> _Written instruction_: Reproduce all entries precisely, down to the last character.

> _Given records_:
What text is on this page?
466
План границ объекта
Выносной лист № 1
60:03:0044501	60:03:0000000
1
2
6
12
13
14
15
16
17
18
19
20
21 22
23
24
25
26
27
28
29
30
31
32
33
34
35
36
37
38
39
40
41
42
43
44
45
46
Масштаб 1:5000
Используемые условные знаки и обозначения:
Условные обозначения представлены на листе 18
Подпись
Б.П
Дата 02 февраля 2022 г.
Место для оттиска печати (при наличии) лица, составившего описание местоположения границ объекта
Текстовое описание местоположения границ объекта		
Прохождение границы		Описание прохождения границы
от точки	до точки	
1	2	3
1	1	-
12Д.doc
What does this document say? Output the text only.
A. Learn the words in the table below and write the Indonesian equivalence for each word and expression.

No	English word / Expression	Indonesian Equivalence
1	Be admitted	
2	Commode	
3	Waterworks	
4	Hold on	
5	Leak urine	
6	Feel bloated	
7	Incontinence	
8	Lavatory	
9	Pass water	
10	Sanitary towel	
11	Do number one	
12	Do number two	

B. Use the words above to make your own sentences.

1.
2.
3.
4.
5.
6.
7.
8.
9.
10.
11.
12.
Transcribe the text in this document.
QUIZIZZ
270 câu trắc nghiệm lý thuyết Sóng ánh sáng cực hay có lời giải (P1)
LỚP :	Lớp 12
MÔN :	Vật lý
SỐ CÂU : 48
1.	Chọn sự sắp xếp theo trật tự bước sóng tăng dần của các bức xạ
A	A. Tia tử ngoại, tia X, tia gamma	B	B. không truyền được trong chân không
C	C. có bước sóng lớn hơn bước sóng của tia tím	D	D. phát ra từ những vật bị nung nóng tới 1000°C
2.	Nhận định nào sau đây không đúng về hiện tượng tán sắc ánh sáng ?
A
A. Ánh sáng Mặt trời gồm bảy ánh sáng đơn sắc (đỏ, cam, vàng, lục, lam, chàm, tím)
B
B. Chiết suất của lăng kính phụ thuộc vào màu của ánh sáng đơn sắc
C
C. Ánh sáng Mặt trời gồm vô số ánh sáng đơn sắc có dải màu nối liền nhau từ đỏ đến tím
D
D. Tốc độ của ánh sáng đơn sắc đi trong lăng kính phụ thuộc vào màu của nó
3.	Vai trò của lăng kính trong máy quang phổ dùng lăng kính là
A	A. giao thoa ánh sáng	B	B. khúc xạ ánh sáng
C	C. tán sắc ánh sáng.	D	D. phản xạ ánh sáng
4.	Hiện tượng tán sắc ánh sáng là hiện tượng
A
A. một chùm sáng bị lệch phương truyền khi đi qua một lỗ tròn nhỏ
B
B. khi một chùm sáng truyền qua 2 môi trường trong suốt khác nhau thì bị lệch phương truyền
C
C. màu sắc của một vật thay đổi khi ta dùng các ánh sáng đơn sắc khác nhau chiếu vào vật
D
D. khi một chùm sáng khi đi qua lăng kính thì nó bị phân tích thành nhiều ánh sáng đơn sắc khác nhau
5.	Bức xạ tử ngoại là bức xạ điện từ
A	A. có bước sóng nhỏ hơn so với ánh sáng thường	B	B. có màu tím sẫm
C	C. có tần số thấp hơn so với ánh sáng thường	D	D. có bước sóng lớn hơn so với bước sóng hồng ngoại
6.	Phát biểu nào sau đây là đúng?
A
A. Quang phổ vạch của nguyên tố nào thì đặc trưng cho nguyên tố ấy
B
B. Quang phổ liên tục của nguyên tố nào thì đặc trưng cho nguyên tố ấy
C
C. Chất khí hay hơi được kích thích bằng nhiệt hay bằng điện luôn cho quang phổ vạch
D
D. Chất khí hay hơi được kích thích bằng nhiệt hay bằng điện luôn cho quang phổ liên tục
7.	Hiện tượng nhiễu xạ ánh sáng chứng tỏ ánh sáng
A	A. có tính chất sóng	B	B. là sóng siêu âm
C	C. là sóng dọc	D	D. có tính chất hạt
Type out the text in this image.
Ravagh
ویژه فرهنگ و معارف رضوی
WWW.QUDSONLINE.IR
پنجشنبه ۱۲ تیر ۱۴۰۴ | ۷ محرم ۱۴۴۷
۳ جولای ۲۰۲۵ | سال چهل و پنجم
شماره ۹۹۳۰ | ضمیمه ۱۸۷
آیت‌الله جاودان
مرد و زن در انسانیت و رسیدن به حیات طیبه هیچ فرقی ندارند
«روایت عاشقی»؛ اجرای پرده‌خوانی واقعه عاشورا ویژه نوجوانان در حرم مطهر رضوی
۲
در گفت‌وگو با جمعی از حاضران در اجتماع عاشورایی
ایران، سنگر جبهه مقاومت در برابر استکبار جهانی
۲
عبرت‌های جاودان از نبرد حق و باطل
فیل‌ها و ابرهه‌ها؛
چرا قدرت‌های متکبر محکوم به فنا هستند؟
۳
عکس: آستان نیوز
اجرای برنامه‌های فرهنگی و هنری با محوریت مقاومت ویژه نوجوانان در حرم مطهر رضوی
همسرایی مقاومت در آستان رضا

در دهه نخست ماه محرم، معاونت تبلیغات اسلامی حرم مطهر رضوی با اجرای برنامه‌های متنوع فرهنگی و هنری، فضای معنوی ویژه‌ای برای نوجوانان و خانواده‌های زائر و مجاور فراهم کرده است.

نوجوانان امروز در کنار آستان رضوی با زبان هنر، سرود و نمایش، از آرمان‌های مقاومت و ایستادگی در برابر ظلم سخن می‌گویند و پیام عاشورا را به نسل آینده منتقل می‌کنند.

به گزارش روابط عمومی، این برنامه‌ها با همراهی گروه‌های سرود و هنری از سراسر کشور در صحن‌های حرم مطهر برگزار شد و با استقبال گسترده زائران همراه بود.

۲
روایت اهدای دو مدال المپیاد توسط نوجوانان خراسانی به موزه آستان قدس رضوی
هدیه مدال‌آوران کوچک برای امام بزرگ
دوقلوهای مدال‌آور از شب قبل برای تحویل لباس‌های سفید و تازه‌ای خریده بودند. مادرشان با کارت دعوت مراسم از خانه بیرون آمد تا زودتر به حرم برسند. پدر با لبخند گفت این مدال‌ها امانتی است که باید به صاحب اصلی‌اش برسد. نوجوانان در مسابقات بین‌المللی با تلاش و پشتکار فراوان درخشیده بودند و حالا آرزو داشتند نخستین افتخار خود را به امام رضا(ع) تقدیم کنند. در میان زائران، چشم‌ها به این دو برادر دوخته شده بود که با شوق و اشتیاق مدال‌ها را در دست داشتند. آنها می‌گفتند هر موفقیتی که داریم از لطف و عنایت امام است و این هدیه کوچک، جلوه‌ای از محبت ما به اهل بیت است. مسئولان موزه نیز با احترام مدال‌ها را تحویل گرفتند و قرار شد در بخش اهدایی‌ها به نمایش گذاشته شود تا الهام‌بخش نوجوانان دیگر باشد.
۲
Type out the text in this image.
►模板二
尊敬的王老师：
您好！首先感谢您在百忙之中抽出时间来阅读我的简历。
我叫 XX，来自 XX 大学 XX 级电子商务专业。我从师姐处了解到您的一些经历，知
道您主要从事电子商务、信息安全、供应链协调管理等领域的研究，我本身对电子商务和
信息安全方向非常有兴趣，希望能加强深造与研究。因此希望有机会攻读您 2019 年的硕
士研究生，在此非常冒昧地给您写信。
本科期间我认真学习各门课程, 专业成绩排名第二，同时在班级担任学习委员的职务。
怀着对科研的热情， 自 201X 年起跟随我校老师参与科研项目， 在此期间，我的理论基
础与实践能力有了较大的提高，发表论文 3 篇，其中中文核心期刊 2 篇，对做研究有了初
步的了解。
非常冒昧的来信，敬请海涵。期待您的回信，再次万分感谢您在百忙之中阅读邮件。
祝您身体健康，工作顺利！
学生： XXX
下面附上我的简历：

> _Full output_:
What text is on this page?
466
План границ объекта
Выносной лист № 1
60:03:0044501	60:03:0000000
1
2
6
12
13
14
15
16
17
18
19
20
21 22
23
24
25
26
27
28
29
30
31
32
33
34
35
36
37
38
39
40
41
42
43
44
45
46
Масштаб 1:5000
Используемые условные знаки и обозначения:
Условные обозначения представлены на листе 18
Подпись
Б.П
Дата 02 февраля 2022 г.
Место для оттиска печати (при наличии) лица, составившего описание местоположения границ объекта
Текстовое описание местоположения границ объекта		
Прохождение границы		Описание прохождения границы
от точки	до точки	
1	2	3
1	1	-
12Д.doc
What does this document say? Output the text only.
A. Learn the words in the table below and write the Indonesian equivalence for each word and expression.

No	English word / Expression	Indonesian Equivalence
1	Be admitted	
2	Commode	
3	Waterworks	
4	Hold on	
5	Leak urine	
6	Feel bloated	
7	Incontinence	
8	Lavatory	
9	Pass water	
10	Sanitary towel	
11	Do number one	
12	Do number two	

B. Use the words above to make your own sentences.

1.
2.
3.
4.
5.
6.
7.
8.
9.
10.
11.
12.
Transcribe the text in this document.
QUIZIZZ
270 câu trắc nghiệm lý thuyết Sóng ánh sáng cực hay có lời giải (P1)
LỚP :	Lớp 12
MÔN :	Vật lý
SỐ CÂU : 48
1.	Chọn sự sắp xếp theo trật tự bước sóng tăng dần của các bức xạ
A	A. Tia tử ngoại, tia X, tia gamma	B	B. không truyền được trong chân không
C	C. có bước sóng lớn hơn bước sóng của tia tím	D	D. phát ra từ những vật bị nung nóng tới 1000°C
2.	Nhận định nào sau đây không đúng về hiện tượng tán sắc ánh sáng ?
A
A. Ánh sáng Mặt trời gồm bảy ánh sáng đơn sắc (đỏ, cam, vàng, lục, lam, chàm, tím)
B
B. Chiết suất của lăng kính phụ thuộc vào màu của ánh sáng đơn sắc
C
C. Ánh sáng Mặt trời gồm vô số ánh sáng đơn sắc có dải màu nối liền nhau từ đỏ đến tím
D
D. Tốc độ của ánh sáng đơn sắc đi trong lăng kính phụ thuộc vào màu của nó
3.	Vai trò của lăng kính trong máy quang phổ dùng lăng kính là
A	A. giao thoa ánh sáng	B	B. khúc xạ ánh sáng
C	C. tán sắc ánh sáng.	D	D. phản xạ ánh sáng
4.	Hiện tượng tán sắc ánh sáng là hiện tượng
A
A. một chùm sáng bị lệch phương truyền khi đi qua một lỗ tròn nhỏ
B
B. khi một chùm sáng truyền qua 2 môi trường trong suốt khác nhau thì bị lệch phương truyền
C
C. màu sắc của một vật thay đổi khi ta dùng các ánh sáng đơn sắc khác nhau chiếu vào vật
D
D. khi một chùm sáng khi đi qua lăng kính thì nó bị phân tích thành nhiều ánh sáng đơn sắc khác nhau
5.	Bức xạ tử ngoại là bức xạ điện từ
A	A. có bước sóng nhỏ hơn so với ánh sáng thường	B	B. có màu tím sẫm
C	C. có tần số thấp hơn so với ánh sáng thường	D	D. có bước sóng lớn hơn so với bước sóng hồng ngoại
6.	Phát biểu nào sau đây là đúng?
A
A. Quang phổ vạch của nguyên tố nào thì đặc trưng cho nguyên tố ấy
B
B. Quang phổ liên tục của nguyên tố nào thì đặc trưng cho nguyên tố ấy
C
C. Chất khí hay hơi được kích thích bằng nhiệt hay bằng điện luôn cho quang phổ vạch
D
D. Chất khí hay hơi được kích thích bằng nhiệt hay bằng điện luôn cho quang phổ liên tục
7.	Hiện tượng nhiễu xạ ánh sáng chứng tỏ ánh sáng
A	A. có tính chất sóng	B	B. là sóng siêu âm
C	C. là sóng dọc	D	D. có tính chất hạt
Type out the text in this image.
Ravagh
ویژه فرهنگ و معارف رضوی
WWW.QUDSONLINE.IR
پنجشنبه ۱۲ تیر ۱۴۰۴ | ۷ محرم ۱۴۴۷
۳ جولای ۲۰۲۵ | سال چهل و پنجم
شماره ۹۹۳۰ | ضمیمه ۱۸۷
آیت‌الله جاودان
مرد و زن در انسانیت و رسیدن به حیات طیبه هیچ فرقی ندارند
«روایت عاشقی»؛ اجرای پرده‌خوانی واقعه عاشورا ویژه نوجوانان در حرم مطهر رضوی
۲
در گفت‌وگو با جمعی از حاضران در اجتماع عاشورایی
ایران، سنگر جبهه مقاومت در برابر استکبار جهانی
۲
عبرت‌های جاودان از نبرد حق و باطل
فیل‌ها و ابرهه‌ها؛
چرا قدرت‌های متکبر محکوم به فنا هستند؟
۳
عکس: آستان نیوز
اجرای برنامه‌های فرهنگی و هنری با محوریت مقاومت ویژه نوجوانان در حرم مطهر رضوی
همسرایی مقاومت در آستان رضا

در دهه نخست ماه محرم، معاونت تبلیغات اسلامی حرم مطهر رضوی با اجرای برنامه‌های متنوع فرهنگی و هنری، فضای معنوی ویژه‌ای برای نوجوانان و خانواده‌های زائر و مجاور فراهم کرده است.

نوجوانان امروز در کنار آستان رضوی با زبان هنر، سرود و نمایش، از آرمان‌های مقاومت و ایستادگی در برابر ظلم سخن می‌گویند و پیام عاشورا را به نسل آینده منتقل می‌کنند.

به گزارش روابط عمومی، این برنامه‌ها با همراهی گروه‌های سرود و هنری از سراسر کشور در صحن‌های حرم مطهر برگزار شد و با استقبال گسترده زائران همراه بود.

۲
روایت اهدای دو مدال المپیاد توسط نوجوانان خراسانی به موزه آستان قدس رضوی
هدیه مدال‌آوران کوچک برای امام بزرگ
دوقلوهای مدال‌آور از شب قبل برای تحویل لباس‌های سفید و تازه‌ای خریده بودند. مادرشان با کارت دعوت مراسم از خانه بیرون آمد تا زودتر به حرم برسند. پدر با لبخند گفت این مدال‌ها امانتی است که باید به صاحب اصلی‌اش برسد. نوجوانان در مسابقات بین‌المللی با تلاش و پشتکار فراوان درخشیده بودند و حالا آرزو داشتند نخستین افتخار خود را به امام رضا(ع) تقدیم کنند. در میان زائران، چشم‌ها به این دو برادر دوخته شده بود که با شوق و اشتیاق مدال‌ها را در دست داشتند. آنها می‌گفتند هر موفقیتی که داریم از لطف و عنایت امام است و این هدیه کوچک، جلوه‌ای از محبت ما به اهل بیت است. مسئولان موزه نیز با احترام مدال‌ها را تحویل گرفتند و قرار شد در بخش اهدایی‌ها به نمایش گذاشته شود تا الهام‌بخش نوجوانان دیگر باشد.
۲
Type out the text in this image.
►模板二
尊敬的王老师：
您好！首先感谢您在百忙之中抽出时间来阅读我的简历。
我叫 XX，来自 XX 大学 XX 级电子商务专业。我从师姐处了解到您的一些经历，知
道您主要从事电子商务、信息安全、供应链协调管理等领域的研究，我本身对电子商务和
信息安全方向非常有兴趣，希望能加强深造与研究。因此希望有机会攻读您 2019 年的硕
士研究生，在此非常冒昧地给您写信。
本科期间我认真学习各门课程, 专业成绩排名第二，同时在班级担任学习委员的职务。
怀着对科研的热情， 自 201X 年起跟随我校老师参与科研项目， 在此期间，我的理论基
础与实践能力有了较大的提高，发表论文 3 篇，其中中文核心期刊 2 篇，对做研究有了初
步的了解。
非常冒昧的来信，敬请海涵。期待您的回信，再次万分感谢您在百忙之中阅读邮件。
祝您身体健康，工作顺利！
学生： XXX
下面附上我的简历：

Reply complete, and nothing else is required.